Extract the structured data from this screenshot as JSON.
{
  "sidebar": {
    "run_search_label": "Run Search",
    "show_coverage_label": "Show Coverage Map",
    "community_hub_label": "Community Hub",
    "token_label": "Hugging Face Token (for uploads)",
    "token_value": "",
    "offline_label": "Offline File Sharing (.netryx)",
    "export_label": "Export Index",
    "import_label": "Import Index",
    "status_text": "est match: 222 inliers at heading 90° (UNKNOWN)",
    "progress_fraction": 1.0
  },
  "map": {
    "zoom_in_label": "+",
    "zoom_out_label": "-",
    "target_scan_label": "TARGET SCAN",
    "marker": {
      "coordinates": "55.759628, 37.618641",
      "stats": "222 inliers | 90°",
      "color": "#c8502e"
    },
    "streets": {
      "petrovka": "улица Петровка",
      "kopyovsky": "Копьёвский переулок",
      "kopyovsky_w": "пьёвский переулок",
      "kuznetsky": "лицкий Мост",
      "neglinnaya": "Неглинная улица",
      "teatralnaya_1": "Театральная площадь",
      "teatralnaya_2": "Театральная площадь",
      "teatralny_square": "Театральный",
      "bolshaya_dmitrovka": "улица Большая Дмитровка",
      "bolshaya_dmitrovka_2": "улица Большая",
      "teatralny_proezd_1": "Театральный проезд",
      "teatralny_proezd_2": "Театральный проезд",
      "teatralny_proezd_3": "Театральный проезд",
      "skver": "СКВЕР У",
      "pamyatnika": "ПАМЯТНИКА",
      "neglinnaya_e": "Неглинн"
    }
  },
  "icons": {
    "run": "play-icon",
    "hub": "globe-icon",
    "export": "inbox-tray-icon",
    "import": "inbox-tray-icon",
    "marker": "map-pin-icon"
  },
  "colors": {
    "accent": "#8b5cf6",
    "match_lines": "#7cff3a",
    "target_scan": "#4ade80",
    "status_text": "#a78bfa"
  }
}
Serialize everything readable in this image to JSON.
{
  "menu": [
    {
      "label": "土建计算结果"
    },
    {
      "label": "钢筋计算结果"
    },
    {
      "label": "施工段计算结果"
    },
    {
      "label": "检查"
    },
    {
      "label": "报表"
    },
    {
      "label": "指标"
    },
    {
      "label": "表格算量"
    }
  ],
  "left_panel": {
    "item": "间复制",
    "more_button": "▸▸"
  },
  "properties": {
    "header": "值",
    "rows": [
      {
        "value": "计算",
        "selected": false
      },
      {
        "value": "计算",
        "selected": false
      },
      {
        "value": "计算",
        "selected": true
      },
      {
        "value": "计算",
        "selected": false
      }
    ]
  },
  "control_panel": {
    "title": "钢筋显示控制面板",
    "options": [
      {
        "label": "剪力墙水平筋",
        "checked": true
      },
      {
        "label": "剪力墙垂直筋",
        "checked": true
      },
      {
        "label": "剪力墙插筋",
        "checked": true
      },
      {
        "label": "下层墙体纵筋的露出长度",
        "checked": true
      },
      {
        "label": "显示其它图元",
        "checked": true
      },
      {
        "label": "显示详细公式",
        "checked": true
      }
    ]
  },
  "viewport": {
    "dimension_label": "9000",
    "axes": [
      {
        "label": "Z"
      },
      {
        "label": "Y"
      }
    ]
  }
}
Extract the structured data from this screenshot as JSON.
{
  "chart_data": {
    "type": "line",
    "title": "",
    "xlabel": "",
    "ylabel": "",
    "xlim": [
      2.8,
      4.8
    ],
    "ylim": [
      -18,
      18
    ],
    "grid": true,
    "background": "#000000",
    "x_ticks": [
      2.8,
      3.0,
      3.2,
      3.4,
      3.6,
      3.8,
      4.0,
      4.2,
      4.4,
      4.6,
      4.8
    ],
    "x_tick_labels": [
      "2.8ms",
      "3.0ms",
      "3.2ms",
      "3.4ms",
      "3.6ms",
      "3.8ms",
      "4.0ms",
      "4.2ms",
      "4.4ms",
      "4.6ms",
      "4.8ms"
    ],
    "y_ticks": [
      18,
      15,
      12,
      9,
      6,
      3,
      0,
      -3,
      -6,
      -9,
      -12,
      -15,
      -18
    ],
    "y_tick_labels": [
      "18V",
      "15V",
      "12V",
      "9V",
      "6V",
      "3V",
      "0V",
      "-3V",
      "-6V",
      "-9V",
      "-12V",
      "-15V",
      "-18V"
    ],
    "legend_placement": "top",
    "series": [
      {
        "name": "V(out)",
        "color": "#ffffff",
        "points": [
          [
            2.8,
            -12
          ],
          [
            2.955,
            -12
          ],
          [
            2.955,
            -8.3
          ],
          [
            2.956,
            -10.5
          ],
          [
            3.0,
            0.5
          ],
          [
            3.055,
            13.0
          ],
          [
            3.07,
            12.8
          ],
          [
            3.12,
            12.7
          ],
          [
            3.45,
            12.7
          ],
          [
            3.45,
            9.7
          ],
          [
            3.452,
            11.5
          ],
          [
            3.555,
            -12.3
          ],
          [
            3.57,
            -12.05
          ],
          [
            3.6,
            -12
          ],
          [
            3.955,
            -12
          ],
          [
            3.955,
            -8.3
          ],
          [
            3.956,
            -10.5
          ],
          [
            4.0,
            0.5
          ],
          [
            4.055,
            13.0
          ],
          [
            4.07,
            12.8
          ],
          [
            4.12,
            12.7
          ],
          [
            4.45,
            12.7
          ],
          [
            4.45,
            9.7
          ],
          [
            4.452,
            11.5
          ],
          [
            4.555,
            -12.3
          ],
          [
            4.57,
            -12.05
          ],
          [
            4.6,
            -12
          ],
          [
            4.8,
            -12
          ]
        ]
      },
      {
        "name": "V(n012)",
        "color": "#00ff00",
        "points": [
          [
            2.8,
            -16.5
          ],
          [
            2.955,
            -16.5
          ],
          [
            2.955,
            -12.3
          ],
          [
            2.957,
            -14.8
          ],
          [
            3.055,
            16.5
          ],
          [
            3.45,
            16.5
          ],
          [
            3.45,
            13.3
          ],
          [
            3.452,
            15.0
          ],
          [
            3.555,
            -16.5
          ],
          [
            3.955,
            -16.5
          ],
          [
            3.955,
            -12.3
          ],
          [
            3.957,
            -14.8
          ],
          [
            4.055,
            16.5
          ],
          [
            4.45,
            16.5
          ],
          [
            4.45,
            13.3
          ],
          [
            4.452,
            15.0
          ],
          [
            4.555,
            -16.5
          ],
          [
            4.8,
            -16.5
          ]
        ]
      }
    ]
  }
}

········

Instructions for the task: Print all of the entries exactly as they are written.

Exercise output:
Extract the structured data from this screenshot as JSON.
{
  "sidebar": {
    "run_search_label": "Run Search",
    "show_coverage_label": "Show Coverage Map",
    "community_hub_label": "Community Hub",
    "token_label": "Hugging Face Token (for uploads)",
    "token_value": "",
    "offline_label": "Offline File Sharing (.netryx)",
    "export_label": "Export Index",
    "import_label": "Import Index",
    "status_text": "est match: 222 inliers at heading 90° (UNKNOWN)",
    "progress_fraction": 1.0
  },
  "map": {
    "zoom_in_label": "+",
    "zoom_out_label": "-",
    "target_scan_label": "TARGET SCAN",
    "marker": {
      "coordinates": "55.759628, 37.618641",
      "stats": "222 inliers | 90°",
      "color": "#c8502e"
    },
    "streets": {
      "petrovka": "улица Петровка",
      "kopyovsky": "Копьёвский переулок",
      "kopyovsky_w": "пьёвский переулок",
      "kuznetsky": "лицкий Мост",
      "neglinnaya": "Неглинная улица",
      "teatralnaya_1": "Театральная площадь",
      "teatralnaya_2": "Театральная площадь",
      "teatralny_square": "Театральный",
      "bolshaya_dmitrovka": "улица Большая Дмитровка",
      "bolshaya_dmitrovka_2": "улица Большая",
      "teatralny_proezd_1": "Театральный проезд",
      "teatralny_proezd_2": "Театральный проезд",
      "teatralny_proezd_3": "Театральный проезд",
      "skver": "СКВЕР У",
      "pamyatnika": "ПАМЯТНИКА",
      "neglinnaya_e": "Неглинн"
    }
  },
  "icons": {
    "run": "play-icon",
    "hub": "globe-icon",
    "export": "inbox-tray-icon",
    "import": "inbox-tray-icon",
    "marker": "map-pin-icon"
  },
  "colors": {
    "accent": "#8b5cf6",
    "match_lines": "#7cff3a",
    "target_scan": "#4ade80",
    "status_text": "#a78bfa"
  }
}
Serialize everything readable in this image to JSON.
{
  "menu": [
    {
      "label": "土建计算结果"
    },
    {
      "label": "钢筋计算结果"
    },
    {
      "label": "施工段计算结果"
    },
    {
      "label": "检查"
    },
    {
      "label": "报表"
    },
    {
      "label": "指标"
    },
    {
      "label": "表格算量"
    }
  ],
  "left_panel": {
    "item": "间复制",
    "more_button": "▸▸"
  },
  "properties": {
    "header": "值",
    "rows": [
      {
        "value": "计算",
        "selected": false
      },
      {
        "value": "计算",
        "selected": false
      },
      {
        "value": "计算",
        "selected": true
      },
      {
        "value": "计算",
        "selected": false
      }
    ]
  },
  "control_panel": {
    "title": "钢筋显示控制面板",
    "options": [
      {
        "label": "剪力墙水平筋",
        "checked": true
      },
      {
        "label": "剪力墙垂直筋",
        "checked": true
      },
      {
        "label": "剪力墙插筋",
        "checked": true
      },
      {
        "label": "下层墙体纵筋的露出长度",
        "checked": true
      },
      {
        "label": "显示其它图元",
        "checked": true
      },
      {
        "label": "显示详细公式",
        "checked": true
      }
    ]
  },
  "viewport": {
    "dimension_label": "9000",
    "axes": [
      {
        "label": "Z"
      },
      {
        "label": "Y"
      }
    ]
  }
}
Extract the structured data from this screenshot as JSON.
{
  "chart_data": {
    "type": "line",
    "title": "",
    "xlabel": "",
    "ylabel": "",
    "xlim": [
      2.8,
      4.8
    ],
    "ylim": [
      -18,
      18
    ],
    "grid": true,
    "background": "#000000",
    "x_ticks": [
      2.8,
      3.0,
      3.2,
      3.4,
      3.6,
      3.8,
      4.0,
      4.2,
      4.4,
      4.6,
      4.8
    ],
    "x_tick_labels": [
      "2.8ms",
      "3.0ms",
      "3.2ms",
      "3.4ms",
      "3.6ms",
      "3.8ms",
      "4.0ms",
      "4.2ms",
      "4.4ms",
      "4.6ms",
      "4.8ms"
    ],
    "y_ticks": [
      18,
      15,
      12,
      9,
      6,
      3,
      0,
      -3,
      -6,
      -9,
      -12,
      -15,
      -18
    ],
    "y_tick_labels": [
      "18V",
      "15V",
      "12V",
      "9V",
      "6V",
      "3V",
      "0V",
      "-3V",
      "-6V",
      "-9V",
      "-12V",
      "-15V",
      "-18V"
    ],
    "legend_placement": "top",
    "series": [
      {
        "name": "V(out)",
        "color": "#ffffff",
        "points": [
          [
            2.8,
            -12
          ],
          [
            2.955,
            -12
          ],
          [
            2.955,
            -8.3
          ],
          [
            2.956,
            -10.5
          ],
          [
            3.0,
            0.5
          ],
          [
            3.055,
            13.0
          ],
          [
            3.07,
            12.8
          ],
          [
            3.12,
            12.7
          ],
          [
            3.45,
            12.7
          ],
          [
            3.45,
            9.7
          ],
          [
            3.452,
            11.5
          ],
          [
            3.555,
            -12.3
          ],
          [
            3.57,
            -12.05
          ],
          [
            3.6,
            -12
          ],
          [
            3.955,
            -12
          ],
          [
            3.955,
            -8.3
          ],
          [
            3.956,
            -10.5
          ],
          [
            4.0,
            0.5
          ],
          [
            4.055,
            13.0
          ],
          [
            4.07,
            12.8
          ],
          [
            4.12,
            12.7
          ],
          [
            4.45,
            12.7
          ],
          [
            4.45,
            9.7
          ],
          [
            4.452,
            11.5
          ],
          [
            4.555,
            -12.3
          ],
          [
            4.57,
            -12.05
          ],
          [
            4.6,
            -12
          ],
          [
            4.8,
            -12
          ]
        ]
      },
      {
        "name": "V(n012)",
        "color": "#00ff00",
        "points": [
          [
            2.8,
            -16.5
          ],
          [
            2.955,
            -16.5
          ],
          [
            2.955,
            -12.3
          ],
          [
            2.957,
            -14.8
          ],
          [
            3.055,
            16.5
          ],
          [
            3.45,
            16.5
          ],
          [
            3.45,
            13.3
          ],
          [
            3.452,
            15.0
          ],
          [
            3.555,
            -16.5
          ],
          [
            3.955,
            -16.5
          ],
          [
            3.955,
            -12.3
          ],
          [
            3.957,
            -14.8
          ],
          [
            4.055,
            16.5
          ],
          [
            4.45,
            16.5
          ],
          [
            4.45,
            13.3
          ],
          [
            4.452,
            15.0
          ],
          [
            4.555,
            -16.5
          ],
          [
            4.8,
            -16.5
          ]
        ]
      }
    ]
  }
}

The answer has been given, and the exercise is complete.